■ Selection
Compositor: Recovering the Grammar of Ornament

Lead Research Organisation: University of Birmingham
Department Name: Department of English Literature

Abstract

Printers' ornaments are the decorative images that appear in printed books to embellish title pages, headings, chapter endings, and any otherwise blank spaces. They were common throughout the hand press period (c.1470-1830), when they were printed from designs cut into wood or metal blocks, or cast in type-metal. Printers' ornaments can depict anything from geometric shapes to elaborate scenes. Common subjects are natural forms (flowers, animals), religious and classical imagery, people, and everyday objects (from books to scientific instruments). Ornaments are like bibliographical fingerprints: their unique features can allow us to identify the printer of a book, even if the printer did not sign their name, or used a pseudonym. Identifying a book's printer can help us to date printed material, and better understand the workings of the book trade, and the circulation of texts and ideas. In literary studies, printers' ornaments assist in our enquiries into the original circumstances of a book's production, guiding the decisions of scholarly editors by increasing our understanding of the relationships between authors and the craftspeople who gave their texts material form.

Compositor is a database of over 1 million eighteenth-century printers' ornaments. It is the first database to bring together a critical mass of British ornaments that is fully image searchable, using the latest technologies in computer vision and machine learning. Compositor allows users to easily locate ornaments associated with a particular author, printer, publisher, or place. Having located an ornament, we can perform a visual search to see all matching or similar images in the database. Compositor also lets us perform searches for specific subjects (like 'flowers', 'cherubs').

Visual searches allow us to answer longstanding research questions, and to formulate new ones. The ability to locate the same ornament in multiple books will make it possible to study the output of individual printers about whom there is little other documentary evidence: this is particularly true of women in printing, printers of radical or seditious works, and regional printers who undermined London's monopoly on printing by pirating material. The ability to perform visual searches also makes Compositor a major new resource for historians of art and design. A researcher interested in (for example) religious imagery, can use the new search functions to find a wealth of images that have not been included in traditional histories of visual culture.

It will also be possible to ask new questions of familiar subjects. This Fellowship will support two specific enquiries which will lead the way in research using Compositor. Part 1 of the Fellowship focusses on the Spectator (1711-12), the origin of modern journalism and literary criticism. The Spectator was one of the most influential cultural products of the eighteenth century, but no previous study has asked how the periodical achieved such unprecedented influence. Using Compositor, it will be possible to discover who printed hundreds of editions of the Spectator, and its many spinoffs and adaptations. The decisions of its printers shaped the market, and ultimately literary taste, in Georgian Britain.

■ Information supplied
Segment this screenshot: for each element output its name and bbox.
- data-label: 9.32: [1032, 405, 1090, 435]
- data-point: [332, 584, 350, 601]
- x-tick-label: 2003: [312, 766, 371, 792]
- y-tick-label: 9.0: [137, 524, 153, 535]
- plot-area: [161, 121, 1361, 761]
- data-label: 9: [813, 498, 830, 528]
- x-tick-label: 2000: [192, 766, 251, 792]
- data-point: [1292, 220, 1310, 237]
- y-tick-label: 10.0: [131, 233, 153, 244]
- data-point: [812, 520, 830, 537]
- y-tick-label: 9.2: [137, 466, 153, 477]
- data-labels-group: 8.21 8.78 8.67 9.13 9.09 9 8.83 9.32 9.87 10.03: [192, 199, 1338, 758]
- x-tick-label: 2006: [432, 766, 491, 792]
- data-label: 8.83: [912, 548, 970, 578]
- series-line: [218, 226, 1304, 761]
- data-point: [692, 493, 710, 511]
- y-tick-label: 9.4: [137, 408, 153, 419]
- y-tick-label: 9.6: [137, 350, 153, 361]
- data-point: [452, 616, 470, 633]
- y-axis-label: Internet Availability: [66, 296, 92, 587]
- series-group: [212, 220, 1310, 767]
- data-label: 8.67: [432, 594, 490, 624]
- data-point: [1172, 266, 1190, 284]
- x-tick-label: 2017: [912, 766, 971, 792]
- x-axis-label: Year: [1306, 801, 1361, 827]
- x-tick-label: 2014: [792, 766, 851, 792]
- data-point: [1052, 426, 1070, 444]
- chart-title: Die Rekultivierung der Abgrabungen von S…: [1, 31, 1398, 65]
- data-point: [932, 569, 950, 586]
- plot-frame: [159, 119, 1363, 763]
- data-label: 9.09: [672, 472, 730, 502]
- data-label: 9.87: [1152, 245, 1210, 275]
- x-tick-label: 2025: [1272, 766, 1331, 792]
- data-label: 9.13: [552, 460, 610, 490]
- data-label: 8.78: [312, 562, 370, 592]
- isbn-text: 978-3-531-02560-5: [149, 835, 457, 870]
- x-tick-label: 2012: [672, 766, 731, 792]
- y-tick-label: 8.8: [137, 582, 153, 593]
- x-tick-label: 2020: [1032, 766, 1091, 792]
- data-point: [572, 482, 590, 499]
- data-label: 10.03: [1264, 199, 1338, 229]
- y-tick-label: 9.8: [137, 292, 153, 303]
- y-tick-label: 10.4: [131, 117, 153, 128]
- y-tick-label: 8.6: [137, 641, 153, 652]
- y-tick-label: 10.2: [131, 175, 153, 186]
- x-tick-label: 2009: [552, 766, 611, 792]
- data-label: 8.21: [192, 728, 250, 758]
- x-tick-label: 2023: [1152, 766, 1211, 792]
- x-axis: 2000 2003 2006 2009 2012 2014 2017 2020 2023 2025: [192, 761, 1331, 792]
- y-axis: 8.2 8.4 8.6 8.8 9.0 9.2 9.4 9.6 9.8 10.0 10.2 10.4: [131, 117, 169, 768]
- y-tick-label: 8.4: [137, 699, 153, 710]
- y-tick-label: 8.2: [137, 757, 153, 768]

■ What is being asked
Please retype the passage from the Compositor text above, from "It will also" to "in Georgian Britain.", word for word.

■ Worked answer
It will also be possible to ask new questions of familiar subjects. This Fellowship will support two specific enquiries which will lead the way in research using Compositor. Part 1 of the Fellowship focusses on the Spectator (1711-12), the origin of modern journalism and literary criticism. The Spectator was one of the most influential cultural products of the eighteenth century, but no previous study has asked how the periodical achieved such unprecedented influence. Using Compositor, it will be possible to discover who printed hundreds of editions of the Spectator, and its many spinoffs and adaptations. The decisions of its printers shaped the market, and ultimately literary taste, in Georgian Britain.